What to do
Output every entry exactly as written, skipping any pictures.

begin

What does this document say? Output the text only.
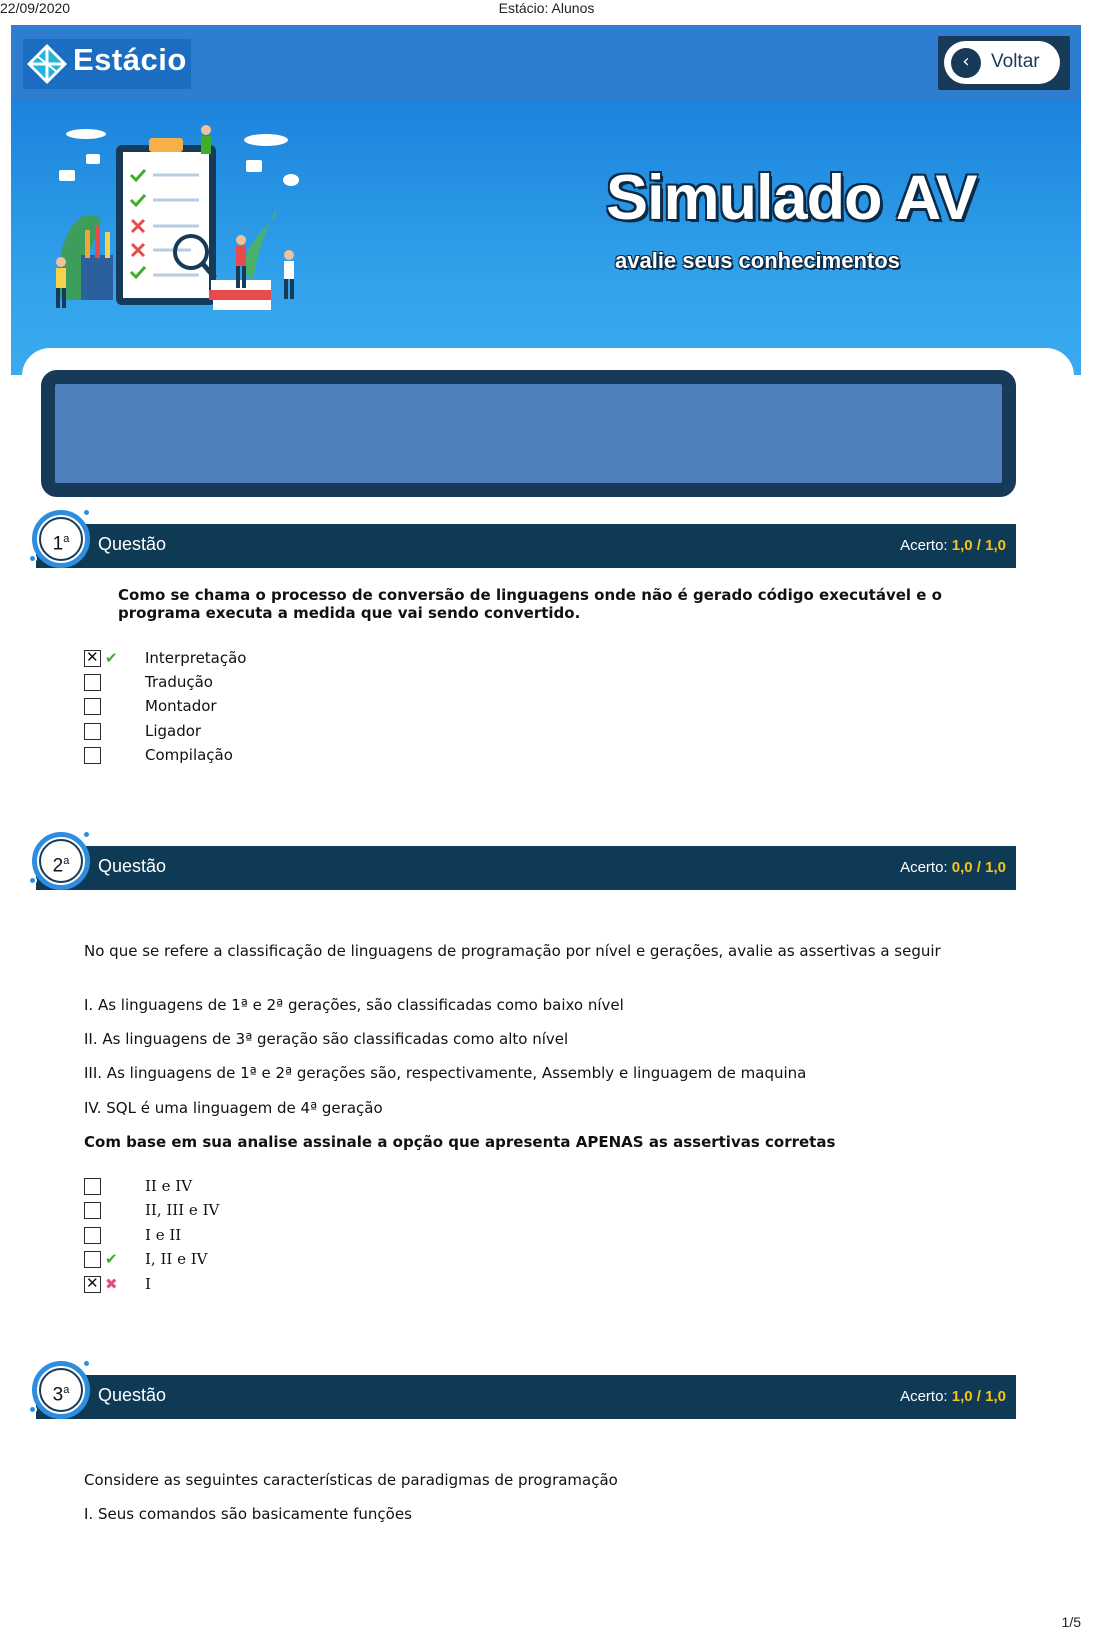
22/09/2020	Estácio: Alunos
Estácio	‹	Voltar
Simulado AV
avalie seus conhecimentos
1$^a$	Questão	Acerto: 1,0 / 1,0
Como se chama o processo de conversão de linguagens onde não é gerado código executável e o programa executa a medida que vai sendo convertido.
✕
✔ Interpretação
Tradução
Montador
Ligador
Compilação
2$^a$	Questão	Acerto: 0,0 / 1,0
No que se refere a classificação de linguagens de programação por nível e gerações, avalie as assertivas a seguir
I. As linguagens de 1ª e 2ª gerações, são classificadas como baixo nível
II. As linguagens de 3ª geração são classificadas como alto nível
III. As linguagens de 1ª e 2ª gerações são, respectivamente, Assembly e linguagem de maquina
IV. SQL é uma linguagem de 4ª geração
Com base em sua analise assinale a opção que apresenta APENAS as assertivas corretas
II e IV
II, III e IV
I e II
✔ I, II e IV
✕
✖ I
3$^a$	Questão	Acerto: 1,0 / 1,0
Considere as seguintes características de paradigmas de programação
I. Seus comandos são basicamente funções
1/5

end

Output
What does this document say? Output the text only.
22/09/2020	Estácio: Alunos
Estácio	‹	Voltar
Simulado AV
avalie seus conhecimentos
1$^a$	Questão	Acerto: 1,0 / 1,0
Como se chama o processo de conversão de linguagens onde não é gerado código executável e o programa executa a medida que vai sendo convertido.
✕
✔ Interpretação
Tradução
Montador
Ligador
Compilação
2$^a$	Questão	Acerto: 0,0 / 1,0
No que se refere a classificação de linguagens de programação por nível e gerações, avalie as assertivas a seguir
I. As linguagens de 1ª e 2ª gerações, são classificadas como baixo nível
II. As linguagens de 3ª geração são classificadas como alto nível
III. As linguagens de 1ª e 2ª gerações são, respectivamente, Assembly e linguagem de maquina
IV. SQL é uma linguagem de 4ª geração
Com base em sua analise assinale a opção que apresenta APENAS as assertivas corretas
II e IV
II, III e IV
I e II
✔ I, II e IV
✕
✖ I
3$^a$	Questão	Acerto: 1,0 / 1,0
Considere as seguintes características de paradigmas de programação
I. Seus comandos são basicamente funções
1/5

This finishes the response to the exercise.